EXERCISE REQUIREMENTS
Gather, from the listing beneath this task, every line holding the string "desc".

══ INPUT MATERIAL ══

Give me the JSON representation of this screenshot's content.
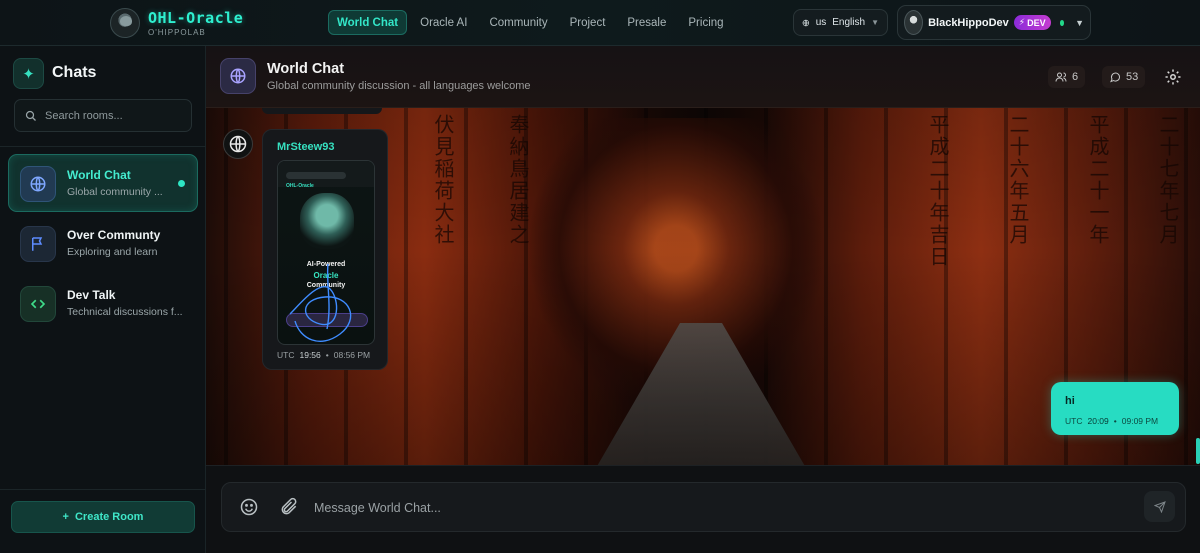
{
  "brand": {
    "title": "OHL-Oracle",
    "subtitle": "O'HIPPOLAB"
  },
  "nav": [
    {
      "label": "World Chat",
      "active": true
    },
    {
      "label": "Oracle AI"
    },
    {
      "label": "Community"
    },
    {
      "label": "Project"
    },
    {
      "label": "Presale"
    },
    {
      "label": "Pricing"
    }
  ],
  "language": {
    "code": "us",
    "label": "English"
  },
  "user": {
    "name": "BlackHippoDev",
    "badge": "DEV",
    "status": "online"
  },
  "sidebar": {
    "title": "Chats",
    "search_placeholder": "Search rooms...",
    "rooms": [
      {
        "name": "World Chat",
        "desc": "Global community ...",
        "icon": "globe-icon",
        "active": true,
        "unread": true
      },
      {
        "name": "Over Communty",
        "desc": "Exploring and learn",
        "icon": "flag-icon"
      },
      {
        "name": "Dev Talk",
        "desc": "Technical discussions f...",
        "icon": "code-icon"
      }
    ],
    "create_label": "Create Room"
  },
  "header": {
    "title": "World Chat",
    "subtitle": "Global community discussion - all languages welcome",
    "members": "6",
    "messages": "53"
  },
  "messages": [
    {
      "author": "MrSteew93",
      "type": "image",
      "image_text": {
        "brand": "OHL-Oracle",
        "line1": "AI-Powered",
        "line2": "Oracle",
        "line3": "Community"
      },
      "utc_label": "UTC",
      "utc_time": "19:56",
      "local_time": "08:56 PM"
    },
    {
      "author": "BlackHippoDev",
      "own": true,
      "text": "hi",
      "utc_label": "UTC",
      "utc_time": "20:09",
      "local_time": "09:09 PM"
    }
  ],
  "composer": {
    "placeholder": "Message World Chat..."
  },
  "colors": {
    "accent": "#2ee6c4",
    "own_bubble": "#27dcc2",
    "dev_badge": "#b034d4"
  }
}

═══

SOLUTION
        "desc": "Global community ...",
        "desc": "Exploring and learn",
        "desc": "Technical discussions f...",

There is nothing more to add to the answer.